> TASK TO COMPLETE
Count the lines in the entries below that include the word "деятельность". Give nothing but the number.
-- start of GIVEN RECORDS --
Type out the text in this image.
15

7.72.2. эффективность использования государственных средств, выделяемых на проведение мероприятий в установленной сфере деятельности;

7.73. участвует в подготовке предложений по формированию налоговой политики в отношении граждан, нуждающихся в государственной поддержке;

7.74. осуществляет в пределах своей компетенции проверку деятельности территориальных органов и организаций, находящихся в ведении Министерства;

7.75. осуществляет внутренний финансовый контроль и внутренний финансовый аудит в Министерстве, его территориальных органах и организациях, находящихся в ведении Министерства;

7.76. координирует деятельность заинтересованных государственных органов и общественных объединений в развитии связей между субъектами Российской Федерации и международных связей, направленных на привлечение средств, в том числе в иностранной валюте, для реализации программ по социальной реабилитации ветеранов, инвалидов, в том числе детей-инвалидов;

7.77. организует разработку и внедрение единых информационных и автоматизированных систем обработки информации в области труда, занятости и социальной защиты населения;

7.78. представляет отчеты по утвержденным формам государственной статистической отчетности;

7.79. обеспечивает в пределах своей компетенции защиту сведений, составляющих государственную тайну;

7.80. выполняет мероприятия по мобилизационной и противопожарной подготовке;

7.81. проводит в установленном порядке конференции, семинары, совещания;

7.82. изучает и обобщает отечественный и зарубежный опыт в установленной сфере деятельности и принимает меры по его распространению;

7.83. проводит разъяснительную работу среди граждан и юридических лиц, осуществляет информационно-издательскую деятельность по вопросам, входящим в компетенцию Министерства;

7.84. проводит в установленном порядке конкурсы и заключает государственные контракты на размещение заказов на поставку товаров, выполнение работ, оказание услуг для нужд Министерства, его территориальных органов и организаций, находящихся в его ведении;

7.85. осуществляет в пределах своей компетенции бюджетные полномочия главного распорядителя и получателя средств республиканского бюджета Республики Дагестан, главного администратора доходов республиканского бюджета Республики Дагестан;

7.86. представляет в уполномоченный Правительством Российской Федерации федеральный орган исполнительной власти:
-- end of GIVEN RECORDS --
> REPLY TO THE EXERCISE
2